:: ACTIVITY 1 ::
Reproduce the passage of the IE9 speed article between "Over the last" and "a second core.", inclusive.
:: ACTIVITY 2 ::
Continue the IE9 speed article from the point where it ends.

Multicore is already mainstream and four cores are selling fast. IE9 platform preview 6 is here and it's still beating the other browsers on speed tests.
Written by Simon Bisson, Contributor and  Mary Branscombe, Contributor

Multicore is already mainstream and four cores are selling fast. IE9 platform preview 6 is here and it's still beating the other browsers on speed tests.

Over the last year, the IE team have been telling us that it's worth them building a JavaScript compiler that runs on the second core of a multicore system in the background, taking over from the interpreter on the main core as soon as possible - because everyone has a second core.

That's based on the average CPU reported by the Windows Experience Index score on all the Vista and Windows 7 PCs that run the performance test. And I noticed something watching Jason Weber show off how the latest IE9 platform preview is still faster than the nightly builds of Firefox and Chrome - which answers some of the criticisms about the IE team cherrypicking which browsers to compare.

The latest Chrome 8 nightly with the default hardware acceleration enabled runs the Speed Read test at a third of the IE9 speed (20fps compared to 60fps); IE9 finishes the test in 14 seconds, Chrome took around six minutes to run on the same PC and at 3fps Safari actually takes around 18 hours to finish the test.

On the Pacman-style Browser Hunt test that IE9 was running at 60fps thanks to its GPU-accelerated canvas, the Chrome 9 build from 7.30 this morning only managed 38 to 45fps for example, and the latest Firefox 4 beta 6 nightly build flew the SVG helicopter at 18mh rather than 180mph, with the movement looking very jerky - although the average is 17fps, it was taking anywhere between 34 and 88 milliseconds to draw a frame. Firefox shows the same variance in times in the fish tank test; the variation in how long Firefox takes t do a call back is two or three times more than the variance from IE, so again your experience isn't as smooth - which could get frustrating in a complex Web app.

:: DATASET EXCERPTS ::
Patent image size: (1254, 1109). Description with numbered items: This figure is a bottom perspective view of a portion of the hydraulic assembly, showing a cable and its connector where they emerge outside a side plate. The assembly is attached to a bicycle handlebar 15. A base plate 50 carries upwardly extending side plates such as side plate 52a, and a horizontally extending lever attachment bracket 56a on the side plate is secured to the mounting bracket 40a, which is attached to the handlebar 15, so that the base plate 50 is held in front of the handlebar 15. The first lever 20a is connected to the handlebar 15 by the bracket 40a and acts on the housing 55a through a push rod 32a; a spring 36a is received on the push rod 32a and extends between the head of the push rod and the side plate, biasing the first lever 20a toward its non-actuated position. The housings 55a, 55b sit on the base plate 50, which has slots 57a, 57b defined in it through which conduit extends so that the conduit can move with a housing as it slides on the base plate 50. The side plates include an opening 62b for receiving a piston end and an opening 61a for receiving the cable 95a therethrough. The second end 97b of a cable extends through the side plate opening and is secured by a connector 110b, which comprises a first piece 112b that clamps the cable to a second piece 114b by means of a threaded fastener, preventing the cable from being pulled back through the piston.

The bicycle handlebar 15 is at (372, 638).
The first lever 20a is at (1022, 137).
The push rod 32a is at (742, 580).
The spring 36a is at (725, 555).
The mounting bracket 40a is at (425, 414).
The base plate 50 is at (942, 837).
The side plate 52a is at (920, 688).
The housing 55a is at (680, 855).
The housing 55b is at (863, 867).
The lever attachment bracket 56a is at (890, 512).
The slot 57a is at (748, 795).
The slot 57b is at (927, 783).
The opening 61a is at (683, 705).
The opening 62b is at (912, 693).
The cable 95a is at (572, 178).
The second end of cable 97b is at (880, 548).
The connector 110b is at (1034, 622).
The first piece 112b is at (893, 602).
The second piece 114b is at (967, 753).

:: EXERCISE RESPONSE 1 ::
Over the last year, the IE team have been telling us that it's worth them building a JavaScript compiler that runs on the second core of a multicore system in the background, taking over from the interpreter on the main core as soon as possible - because everyone has a second core.

:: EXERCISE RESPONSE 2 ::
Some of the difference is the way IE9 accelerates everything on the page, like the video background in the Track Splash test (Chrome Canary did a nice job of drawing the canvas elements but couldn't render the video and still took six times longer than IE9). There's the speed up from the JavaScript being inside the browser so you're not waiting for the marshalling system to send stuff back and forth over COM, and there's the speedup from JavaScript being compiled on your second core.

When the IE team first showed us the architecture of the Chakra JavaScript engine, I wondered if putting JavaScript on the second core would be competing with the other things that Windows is already running on my second core. That's not a problem if you have four cores, and the figures from the Windows Experience Index say that's getting more common.

On February 1st this year, the average number of cores was 2.3 (up from 2 in December 2009). By September that was up to 2.42 cores and the average core number on October 1st was 2.46 cores. With all the single-core Atom netbooks pulling down the average, there's still a lot of four cores and more on the way.